[WHAT YOU HAVE TO DO] Examine the entries below, count the lines holding the string "text", and respond with the number only.

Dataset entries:
□ □ □ □ □

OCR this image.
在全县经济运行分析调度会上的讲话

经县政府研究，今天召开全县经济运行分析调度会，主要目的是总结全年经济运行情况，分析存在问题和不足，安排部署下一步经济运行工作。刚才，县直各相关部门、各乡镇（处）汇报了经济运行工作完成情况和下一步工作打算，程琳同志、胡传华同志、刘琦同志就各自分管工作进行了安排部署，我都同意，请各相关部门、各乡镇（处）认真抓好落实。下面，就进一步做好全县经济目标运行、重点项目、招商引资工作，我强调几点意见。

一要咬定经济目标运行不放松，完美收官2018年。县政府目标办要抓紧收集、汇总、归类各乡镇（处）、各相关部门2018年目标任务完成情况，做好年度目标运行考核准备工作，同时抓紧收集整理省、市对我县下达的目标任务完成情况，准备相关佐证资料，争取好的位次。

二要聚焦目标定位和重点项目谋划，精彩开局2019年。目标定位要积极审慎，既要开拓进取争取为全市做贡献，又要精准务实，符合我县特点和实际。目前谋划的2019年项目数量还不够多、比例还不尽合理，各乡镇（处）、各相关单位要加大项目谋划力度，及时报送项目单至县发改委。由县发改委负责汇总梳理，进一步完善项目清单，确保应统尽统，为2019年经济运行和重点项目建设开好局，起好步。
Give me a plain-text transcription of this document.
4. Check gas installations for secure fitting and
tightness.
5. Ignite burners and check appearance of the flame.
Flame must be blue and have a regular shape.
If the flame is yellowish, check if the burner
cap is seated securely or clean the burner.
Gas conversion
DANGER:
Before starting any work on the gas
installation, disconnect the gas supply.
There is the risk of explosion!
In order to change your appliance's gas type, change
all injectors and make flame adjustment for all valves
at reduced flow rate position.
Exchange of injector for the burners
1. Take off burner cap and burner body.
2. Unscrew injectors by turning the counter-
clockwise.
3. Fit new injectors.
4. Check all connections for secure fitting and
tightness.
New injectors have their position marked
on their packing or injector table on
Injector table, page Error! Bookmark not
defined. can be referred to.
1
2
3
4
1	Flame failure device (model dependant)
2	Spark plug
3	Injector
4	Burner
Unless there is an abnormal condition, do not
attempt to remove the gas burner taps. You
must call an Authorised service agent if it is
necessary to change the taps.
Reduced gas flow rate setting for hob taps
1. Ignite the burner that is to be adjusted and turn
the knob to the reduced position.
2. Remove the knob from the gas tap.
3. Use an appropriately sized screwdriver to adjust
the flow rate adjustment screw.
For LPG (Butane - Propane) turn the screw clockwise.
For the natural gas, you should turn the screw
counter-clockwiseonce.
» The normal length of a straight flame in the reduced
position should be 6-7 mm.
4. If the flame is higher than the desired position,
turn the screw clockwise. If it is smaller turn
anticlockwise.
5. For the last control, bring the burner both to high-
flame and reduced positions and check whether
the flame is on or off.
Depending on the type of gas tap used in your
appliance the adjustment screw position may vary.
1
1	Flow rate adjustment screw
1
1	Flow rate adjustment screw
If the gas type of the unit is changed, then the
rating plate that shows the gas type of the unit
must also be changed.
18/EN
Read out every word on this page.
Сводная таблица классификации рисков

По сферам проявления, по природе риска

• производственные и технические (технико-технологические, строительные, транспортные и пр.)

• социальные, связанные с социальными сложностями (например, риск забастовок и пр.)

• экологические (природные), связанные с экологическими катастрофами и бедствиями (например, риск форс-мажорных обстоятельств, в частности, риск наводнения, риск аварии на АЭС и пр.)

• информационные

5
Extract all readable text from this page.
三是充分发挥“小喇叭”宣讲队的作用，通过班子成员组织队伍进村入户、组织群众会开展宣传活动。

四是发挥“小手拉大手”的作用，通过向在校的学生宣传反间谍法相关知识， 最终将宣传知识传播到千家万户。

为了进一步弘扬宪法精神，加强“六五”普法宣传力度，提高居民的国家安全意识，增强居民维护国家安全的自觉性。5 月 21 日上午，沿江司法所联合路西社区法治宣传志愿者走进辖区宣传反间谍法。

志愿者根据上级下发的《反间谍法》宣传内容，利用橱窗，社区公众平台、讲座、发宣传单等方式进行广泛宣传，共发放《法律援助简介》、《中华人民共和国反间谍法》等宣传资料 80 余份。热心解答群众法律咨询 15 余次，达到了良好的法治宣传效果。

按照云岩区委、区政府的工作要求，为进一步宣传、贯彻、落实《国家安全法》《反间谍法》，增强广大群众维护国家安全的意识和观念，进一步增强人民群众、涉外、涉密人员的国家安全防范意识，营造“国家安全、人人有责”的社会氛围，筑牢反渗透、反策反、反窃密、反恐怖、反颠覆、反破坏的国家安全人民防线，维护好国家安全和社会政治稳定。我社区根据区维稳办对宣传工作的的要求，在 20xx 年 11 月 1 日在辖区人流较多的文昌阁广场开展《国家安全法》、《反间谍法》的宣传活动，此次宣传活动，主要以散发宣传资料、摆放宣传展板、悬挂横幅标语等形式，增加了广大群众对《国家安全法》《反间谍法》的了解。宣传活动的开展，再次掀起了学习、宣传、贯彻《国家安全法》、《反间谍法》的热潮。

□ □ □ □ □

[ANSWER TO THIS EXERCISE] 2